- [Task goal] Output each line exactly as it appears, skipping any embedded picture.
↓
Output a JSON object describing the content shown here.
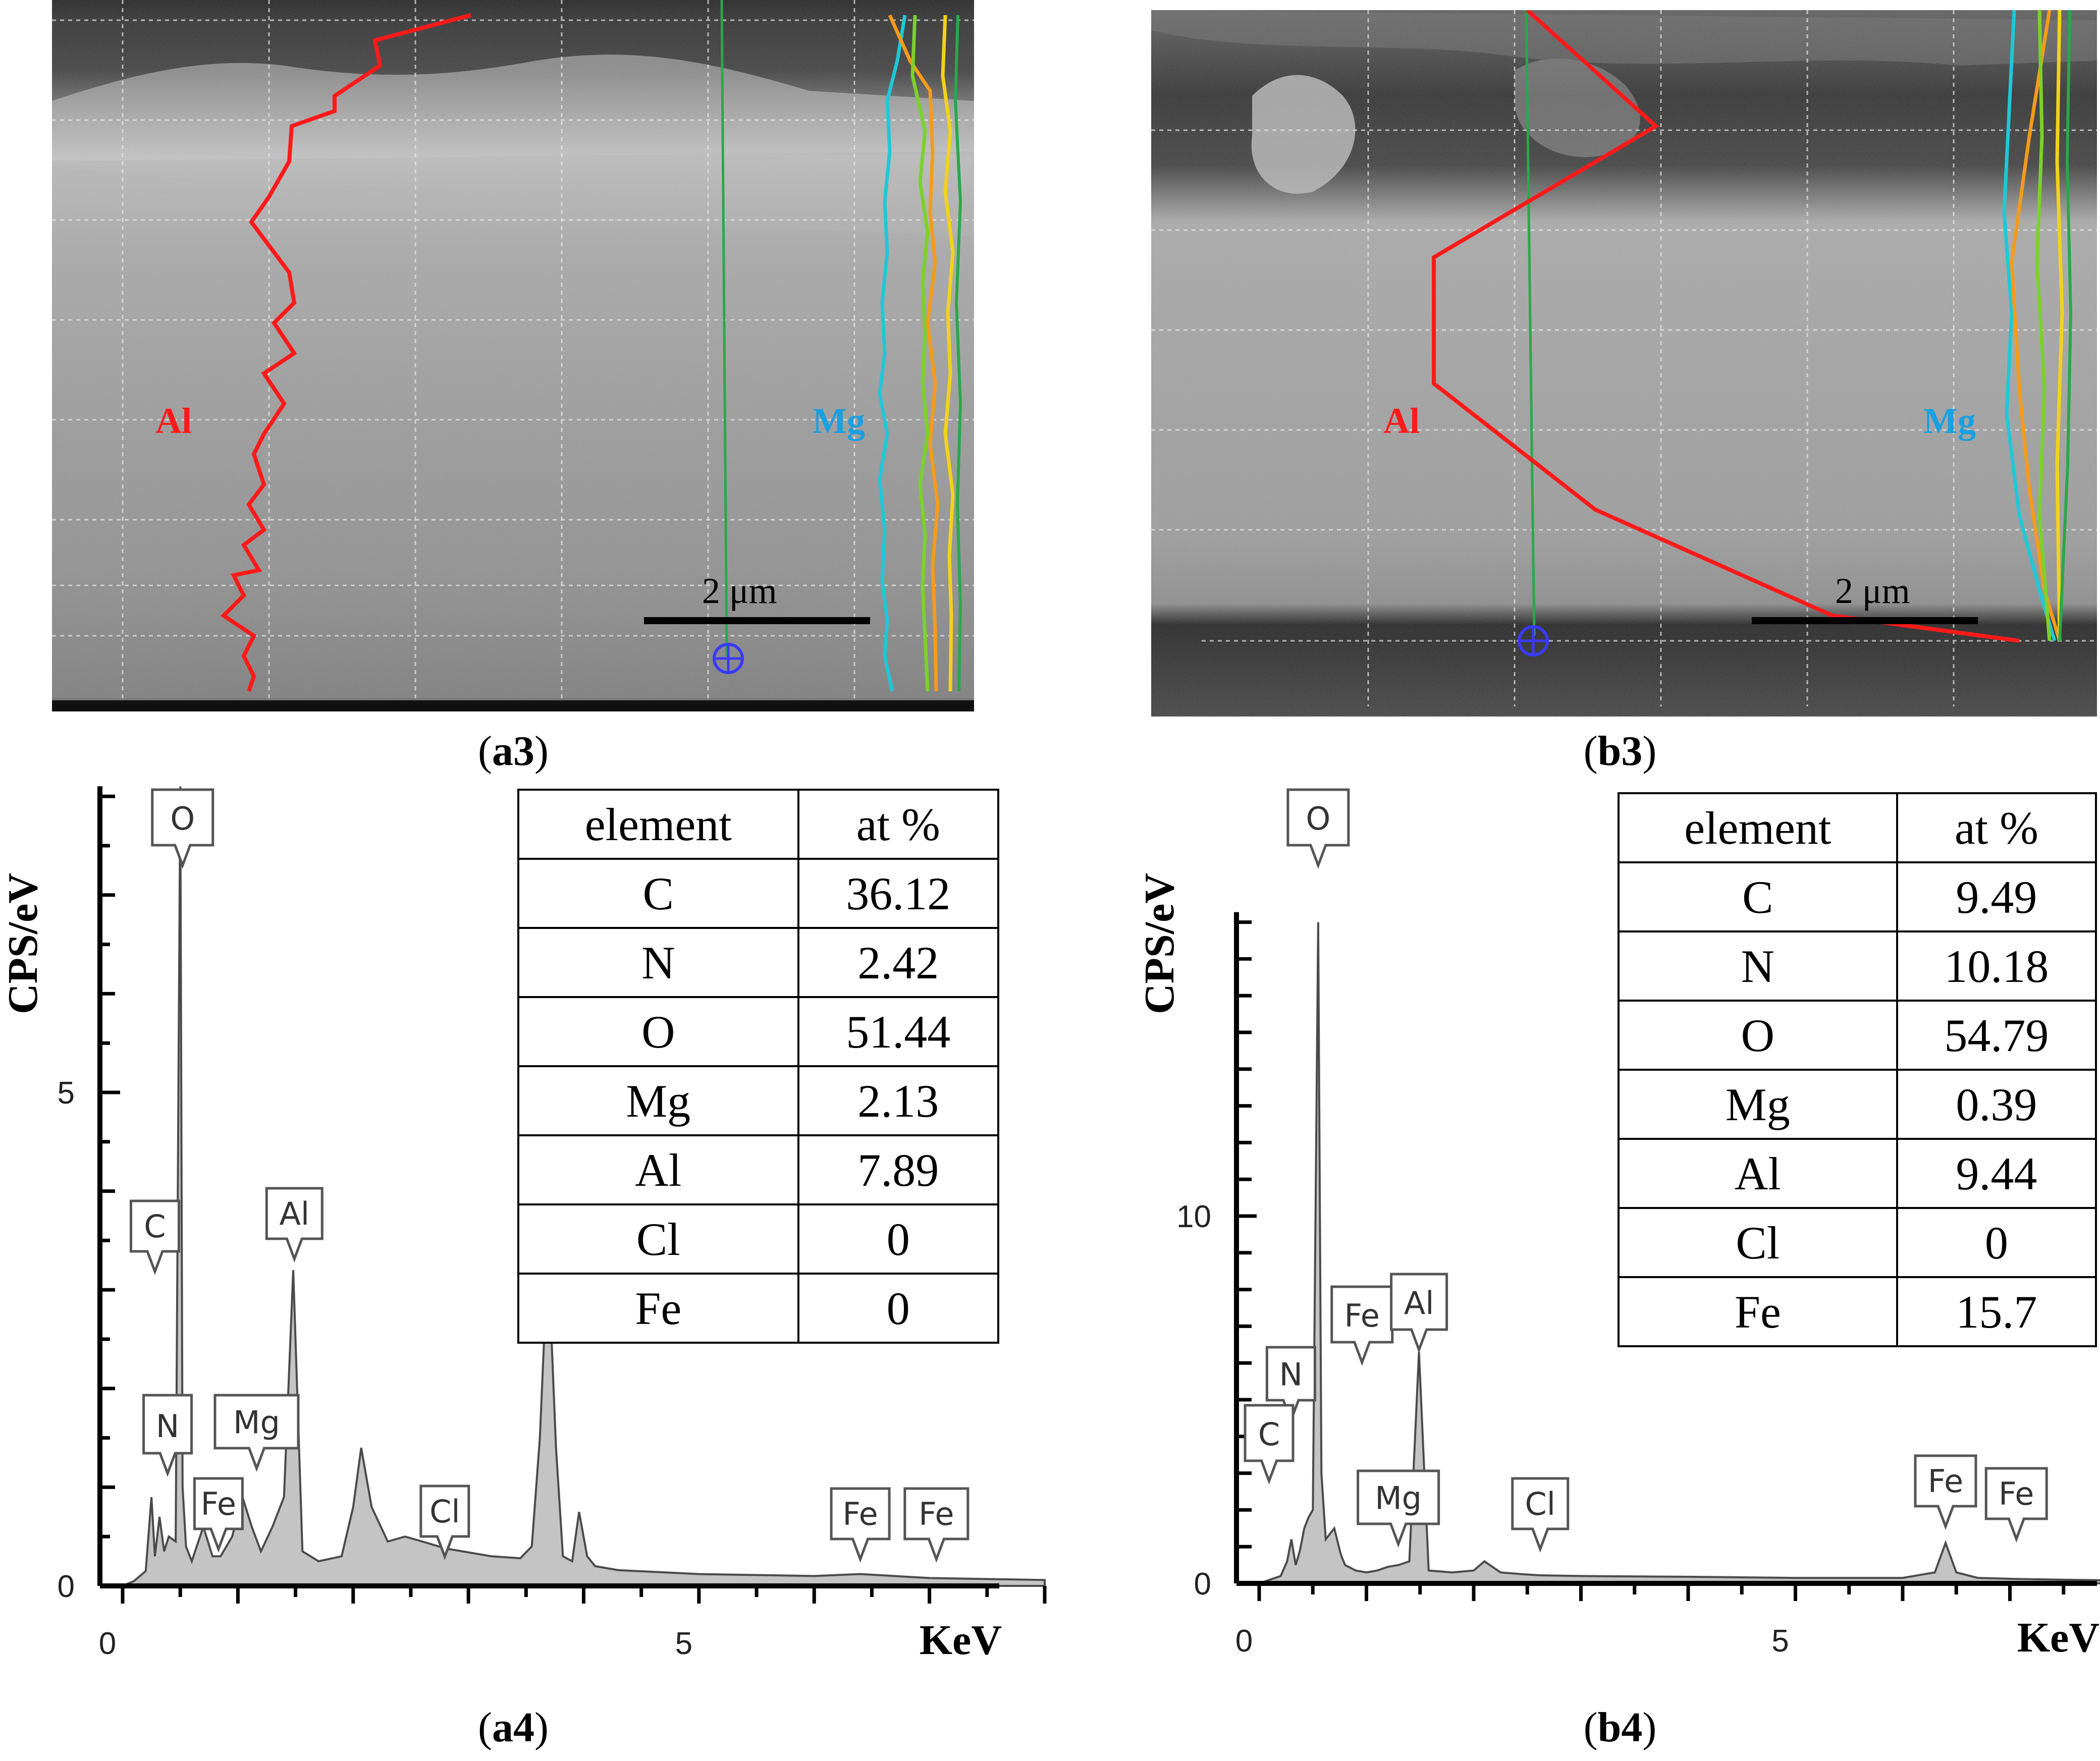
{
  "panels": {
    "a3": {
      "caption_letter": "a3",
      "labels": {
        "al": "Al",
        "mg": "Mg"
      },
      "scale_bar": "2 μm"
    },
    "b3": {
      "caption_letter": "b3",
      "labels": {
        "al": "Al",
        "mg": "Mg"
      },
      "scale_bar": "2 μm"
    },
    "a4": {
      "caption_letter": "a4"
    },
    "b4": {
      "caption_letter": "b4"
    }
  },
  "colors": {
    "al_line": "#ff1a1a",
    "mg_line": "#1ec8d8",
    "mg_label": "#1aa0e0",
    "spectrum_fill": "#c4c4c4",
    "spectrum_line": "#4a4a4a",
    "scan_line": "#2aa84a",
    "marker": "#3a3aff"
  },
  "chart_data": [
    {
      "id": "a4",
      "type": "area",
      "ylabel": "CPS/eV",
      "xlabel": "KeV",
      "xlim": [
        0,
        8
      ],
      "ylim": [
        0,
        8
      ],
      "xticks": [
        0,
        5
      ],
      "yticks": [
        0,
        5
      ],
      "x": [
        0.0,
        0.1,
        0.2,
        0.25,
        0.28,
        0.32,
        0.36,
        0.4,
        0.46,
        0.5,
        0.52,
        0.55,
        0.6,
        0.7,
        0.78,
        0.85,
        0.95,
        1.04,
        1.12,
        1.2,
        1.3,
        1.4,
        1.48,
        1.56,
        1.7,
        1.9,
        2.0,
        2.07,
        2.16,
        2.3,
        2.45,
        2.6,
        2.8,
        3.0,
        3.2,
        3.45,
        3.55,
        3.62,
        3.69,
        3.76,
        3.82,
        3.9,
        3.96,
        4.03,
        4.1,
        4.3,
        5.0,
        6.0,
        6.4,
        7.0,
        8.0
      ],
      "y": [
        0.0,
        0.05,
        0.15,
        0.9,
        0.3,
        0.7,
        0.35,
        0.5,
        0.45,
        8.1,
        1.0,
        0.4,
        0.25,
        0.6,
        0.3,
        0.3,
        0.5,
        0.9,
        0.6,
        0.35,
        0.6,
        0.9,
        3.2,
        0.35,
        0.25,
        0.3,
        0.8,
        1.4,
        0.8,
        0.45,
        0.5,
        0.45,
        0.38,
        0.34,
        0.3,
        0.28,
        0.4,
        1.5,
        3.4,
        1.4,
        0.3,
        0.25,
        0.75,
        0.3,
        0.2,
        0.16,
        0.12,
        0.1,
        0.12,
        0.08,
        0.06
      ],
      "peak_labels": [
        {
          "label": "O",
          "x": 0.52
        },
        {
          "label": "C",
          "x": 0.28
        },
        {
          "label": "Al",
          "x": 1.49
        },
        {
          "label": "N",
          "x": 0.39
        },
        {
          "label": "Mg",
          "x": 1.25
        },
        {
          "label": "Fe",
          "x": 0.7
        },
        {
          "label": "Cl",
          "x": 2.62
        },
        {
          "label": "Fe",
          "x": 6.4
        },
        {
          "label": "Fe",
          "x": 7.06
        }
      ],
      "table": {
        "headers": [
          "element",
          "at %"
        ],
        "rows": [
          [
            "C",
            "36.12"
          ],
          [
            "N",
            "2.42"
          ],
          [
            "O",
            "51.44"
          ],
          [
            "Mg",
            "2.13"
          ],
          [
            "Al",
            "7.89"
          ],
          [
            "Cl",
            "0"
          ],
          [
            "Fe",
            "0"
          ]
        ]
      }
    },
    {
      "id": "b4",
      "type": "area",
      "ylabel": "CPS/eV",
      "xlabel": "KeV",
      "xlim": [
        0,
        8
      ],
      "ylim": [
        0,
        18
      ],
      "xticks": [
        0,
        5
      ],
      "yticks": [
        0,
        10
      ],
      "x": [
        0.0,
        0.1,
        0.2,
        0.26,
        0.3,
        0.34,
        0.38,
        0.42,
        0.46,
        0.5,
        0.55,
        0.58,
        0.62,
        0.7,
        0.76,
        0.8,
        0.9,
        1.0,
        1.1,
        1.2,
        1.3,
        1.4,
        1.49,
        1.58,
        1.8,
        2.0,
        2.1,
        2.25,
        2.45,
        2.62,
        3.0,
        4.0,
        5.0,
        6.0,
        6.3,
        6.4,
        6.5,
        6.7,
        7.06,
        7.5,
        8.0
      ],
      "y": [
        0.0,
        0.1,
        0.2,
        0.6,
        1.2,
        0.5,
        0.9,
        1.5,
        1.8,
        2.0,
        18.0,
        3.0,
        1.2,
        1.5,
        0.8,
        0.5,
        0.35,
        0.3,
        0.35,
        0.45,
        0.5,
        0.6,
        6.3,
        0.35,
        0.3,
        0.35,
        0.6,
        0.3,
        0.25,
        0.22,
        0.2,
        0.18,
        0.15,
        0.15,
        0.3,
        1.1,
        0.3,
        0.15,
        0.12,
        0.1,
        0.08
      ],
      "peak_labels": [
        {
          "label": "O",
          "x": 0.55
        },
        {
          "label": "Fe",
          "x": 0.7
        },
        {
          "label": "Al",
          "x": 1.49
        },
        {
          "label": "N",
          "x": 0.39
        },
        {
          "label": "C",
          "x": 0.28
        },
        {
          "label": "Mg",
          "x": 1.25
        },
        {
          "label": "Cl",
          "x": 2.62
        },
        {
          "label": "Fe",
          "x": 6.4
        },
        {
          "label": "Fe",
          "x": 7.06
        }
      ],
      "table": {
        "headers": [
          "element",
          "at %"
        ],
        "rows": [
          [
            "C",
            "9.49"
          ],
          [
            "N",
            "10.18"
          ],
          [
            "O",
            "54.79"
          ],
          [
            "Mg",
            "0.39"
          ],
          [
            "Al",
            "9.44"
          ],
          [
            "Cl",
            "0"
          ],
          [
            "Fe",
            "15.7"
          ]
        ]
      }
    }
  ]
}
↑
- [Solution for this exercise]
Output a JSON object describing the content shown here.
{
  "panels": {
    "a3": {
      "caption_letter": "a3",
      "labels": {
        "al": "Al",
        "mg": "Mg"
      },
      "scale_bar": "2 μm"
    },
    "b3": {
      "caption_letter": "b3",
      "labels": {
        "al": "Al",
        "mg": "Mg"
      },
      "scale_bar": "2 μm"
    },
    "a4": {
      "caption_letter": "a4"
    },
    "b4": {
      "caption_letter": "b4"
    }
  },
  "colors": {
    "al_line": "#ff1a1a",
    "mg_line": "#1ec8d8",
    "mg_label": "#1aa0e0",
    "spectrum_fill": "#c4c4c4",
    "spectrum_line": "#4a4a4a",
    "scan_line": "#2aa84a",
    "marker": "#3a3aff"
  },
  "chart_data": [
    {
      "id": "a4",
      "type": "area",
      "ylabel": "CPS/eV",
      "xlabel": "KeV",
      "xlim": [
        0,
        8
      ],
      "ylim": [
        0,
        8
      ],
      "xticks": [
        0,
        5
      ],
      "yticks": [
        0,
        5
      ],
      "x": [
        0.0,
        0.1,
        0.2,
        0.25,
        0.28,
        0.32,
        0.36,
        0.4,
        0.46,
        0.5,
        0.52,
        0.55,
        0.6,
        0.7,
        0.78,
        0.85,
        0.95,
        1.04,
        1.12,
        1.2,
        1.3,
        1.4,
        1.48,
        1.56,
        1.7,
        1.9,
        2.0,
        2.07,
        2.16,
        2.3,
        2.45,
        2.6,
        2.8,
        3.0,
        3.2,
        3.45,
        3.55,
        3.62,
        3.69,
        3.76,
        3.82,
        3.9,
        3.96,
        4.03,
        4.1,
        4.3,
        5.0,
        6.0,
        6.4,
        7.0,
        8.0
      ],
      "y": [
        0.0,
        0.05,
        0.15,
        0.9,
        0.3,
        0.7,
        0.35,
        0.5,
        0.45,
        8.1,
        1.0,
        0.4,
        0.25,
        0.6,
        0.3,
        0.3,
        0.5,
        0.9,
        0.6,
        0.35,
        0.6,
        0.9,
        3.2,
        0.35,
        0.25,
        0.3,
        0.8,
        1.4,
        0.8,
        0.45,
        0.5,
        0.45,
        0.38,
        0.34,
        0.3,
        0.28,
        0.4,
        1.5,
        3.4,
        1.4,
        0.3,
        0.25,
        0.75,
        0.3,
        0.2,
        0.16,
        0.12,
        0.1,
        0.12,
        0.08,
        0.06
      ],
      "peak_labels": [
        {
          "label": "O",
          "x": 0.52
        },
        {
          "label": "C",
          "x": 0.28
        },
        {
          "label": "Al",
          "x": 1.49
        },
        {
          "label": "N",
          "x": 0.39
        },
        {
          "label": "Mg",
          "x": 1.25
        },
        {
          "label": "Fe",
          "x": 0.7
        },
        {
          "label": "Cl",
          "x": 2.62
        },
        {
          "label": "Fe",
          "x": 6.4
        },
        {
          "label": "Fe",
          "x": 7.06
        }
      ],
      "table": {
        "headers": [
          "element",
          "at %"
        ],
        "rows": [
          [
            "C",
            "36.12"
          ],
          [
            "N",
            "2.42"
          ],
          [
            "O",
            "51.44"
          ],
          [
            "Mg",
            "2.13"
          ],
          [
            "Al",
            "7.89"
          ],
          [
            "Cl",
            "0"
          ],
          [
            "Fe",
            "0"
          ]
        ]
      }
    },
    {
      "id": "b4",
      "type": "area",
      "ylabel": "CPS/eV",
      "xlabel": "KeV",
      "xlim": [
        0,
        8
      ],
      "ylim": [
        0,
        18
      ],
      "xticks": [
        0,
        5
      ],
      "yticks": [
        0,
        10
      ],
      "x": [
        0.0,
        0.1,
        0.2,
        0.26,
        0.3,
        0.34,
        0.38,
        0.42,
        0.46,
        0.5,
        0.55,
        0.58,
        0.62,
        0.7,
        0.76,
        0.8,
        0.9,
        1.0,
        1.1,
        1.2,
        1.3,
        1.4,
        1.49,
        1.58,
        1.8,
        2.0,
        2.1,
        2.25,
        2.45,
        2.62,
        3.0,
        4.0,
        5.0,
        6.0,
        6.3,
        6.4,
        6.5,
        6.7,
        7.06,
        7.5,
        8.0
      ],
      "y": [
        0.0,
        0.1,
        0.2,
        0.6,
        1.2,
        0.5,
        0.9,
        1.5,
        1.8,
        2.0,
        18.0,
        3.0,
        1.2,
        1.5,
        0.8,
        0.5,
        0.35,
        0.3,
        0.35,
        0.45,
        0.5,
        0.6,
        6.3,
        0.35,
        0.3,
        0.35,
        0.6,
        0.3,
        0.25,
        0.22,
        0.2,
        0.18,
        0.15,
        0.15,
        0.3,
        1.1,
        0.3,
        0.15,
        0.12,
        0.1,
        0.08
      ],
      "peak_labels": [
        {
          "label": "O",
          "x": 0.55
        },
        {
          "label": "Fe",
          "x": 0.7
        },
        {
          "label": "Al",
          "x": 1.49
        },
        {
          "label": "N",
          "x": 0.39
        },
        {
          "label": "C",
          "x": 0.28
        },
        {
          "label": "Mg",
          "x": 1.25
        },
        {
          "label": "Cl",
          "x": 2.62
        },
        {
          "label": "Fe",
          "x": 6.4
        },
        {
          "label": "Fe",
          "x": 7.06
        }
      ],
      "table": {
        "headers": [
          "element",
          "at %"
        ],
        "rows": [
          [
            "C",
            "9.49"
          ],
          [
            "N",
            "10.18"
          ],
          [
            "O",
            "54.79"
          ],
          [
            "Mg",
            "0.39"
          ],
          [
            "Al",
            "9.44"
          ],
          [
            "Cl",
            "0"
          ],
          [
            "Fe",
            "15.7"
          ]
        ]
      }
    }
  ]
}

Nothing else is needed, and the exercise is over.